- Data extracted from a collection
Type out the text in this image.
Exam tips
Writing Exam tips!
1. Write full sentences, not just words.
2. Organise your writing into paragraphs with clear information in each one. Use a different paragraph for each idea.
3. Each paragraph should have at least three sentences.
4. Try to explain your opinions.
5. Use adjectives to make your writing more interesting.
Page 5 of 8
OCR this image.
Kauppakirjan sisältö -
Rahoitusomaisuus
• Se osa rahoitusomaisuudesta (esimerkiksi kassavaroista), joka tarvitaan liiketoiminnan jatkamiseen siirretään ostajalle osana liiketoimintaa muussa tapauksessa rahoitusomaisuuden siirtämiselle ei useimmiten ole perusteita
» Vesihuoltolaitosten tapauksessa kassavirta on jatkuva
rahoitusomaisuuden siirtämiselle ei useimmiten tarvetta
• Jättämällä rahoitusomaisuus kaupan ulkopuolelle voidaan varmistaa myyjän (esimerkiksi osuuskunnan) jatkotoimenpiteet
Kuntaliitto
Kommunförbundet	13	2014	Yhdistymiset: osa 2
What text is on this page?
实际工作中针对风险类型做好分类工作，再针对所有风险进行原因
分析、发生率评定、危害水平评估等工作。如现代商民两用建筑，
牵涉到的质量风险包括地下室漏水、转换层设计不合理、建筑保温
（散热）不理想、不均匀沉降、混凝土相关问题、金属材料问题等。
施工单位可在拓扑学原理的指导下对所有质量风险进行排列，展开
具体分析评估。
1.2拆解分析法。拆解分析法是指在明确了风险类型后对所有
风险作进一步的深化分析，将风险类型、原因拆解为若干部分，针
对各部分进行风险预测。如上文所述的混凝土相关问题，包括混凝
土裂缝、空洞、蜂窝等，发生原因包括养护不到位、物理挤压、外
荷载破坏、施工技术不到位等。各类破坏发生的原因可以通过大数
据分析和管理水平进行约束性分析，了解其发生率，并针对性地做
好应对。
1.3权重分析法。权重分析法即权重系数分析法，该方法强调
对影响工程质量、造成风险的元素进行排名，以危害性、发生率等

- Required work
From the line holding "OCR this image." down to the final line above, quote every line exactly and only those lines.

- Written reply
OCR this image.
Kauppakirjan sisältö -
Rahoitusomaisuus
• Se osa rahoitusomaisuudesta (esimerkiksi kassavaroista), joka tarvitaan liiketoiminnan jatkamiseen siirretään ostajalle osana liiketoimintaa muussa tapauksessa rahoitusomaisuuden siirtämiselle ei useimmiten ole perusteita
» Vesihuoltolaitosten tapauksessa kassavirta on jatkuva
rahoitusomaisuuden siirtämiselle ei useimmiten tarvetta
• Jättämällä rahoitusomaisuus kaupan ulkopuolelle voidaan varmistaa myyjän (esimerkiksi osuuskunnan) jatkotoimenpiteet
Kuntaliitto
Kommunförbundet	13	2014	Yhdistymiset: osa 2
What text is on this page?
实际工作中针对风险类型做好分类工作，再针对所有风险进行原因
分析、发生率评定、危害水平评估等工作。如现代商民两用建筑，
牵涉到的质量风险包括地下室漏水、转换层设计不合理、建筑保温
（散热）不理想、不均匀沉降、混凝土相关问题、金属材料问题等。
施工单位可在拓扑学原理的指导下对所有质量风险进行排列，展开
具体分析评估。
1.2拆解分析法。拆解分析法是指在明确了风险类型后对所有
风险作进一步的深化分析，将风险类型、原因拆解为若干部分，针
对各部分进行风险预测。如上文所述的混凝土相关问题，包括混凝
土裂缝、空洞、蜂窝等，发生原因包括养护不到位、物理挤压、外
荷载破坏、施工技术不到位等。各类破坏发生的原因可以通过大数
据分析和管理水平进行约束性分析，了解其发生率，并针对性地做
好应对。
1.3权重分析法。权重分析法即权重系数分析法，该方法强调
对影响工程质量、造成风险的元素进行排名，以危害性、发生率等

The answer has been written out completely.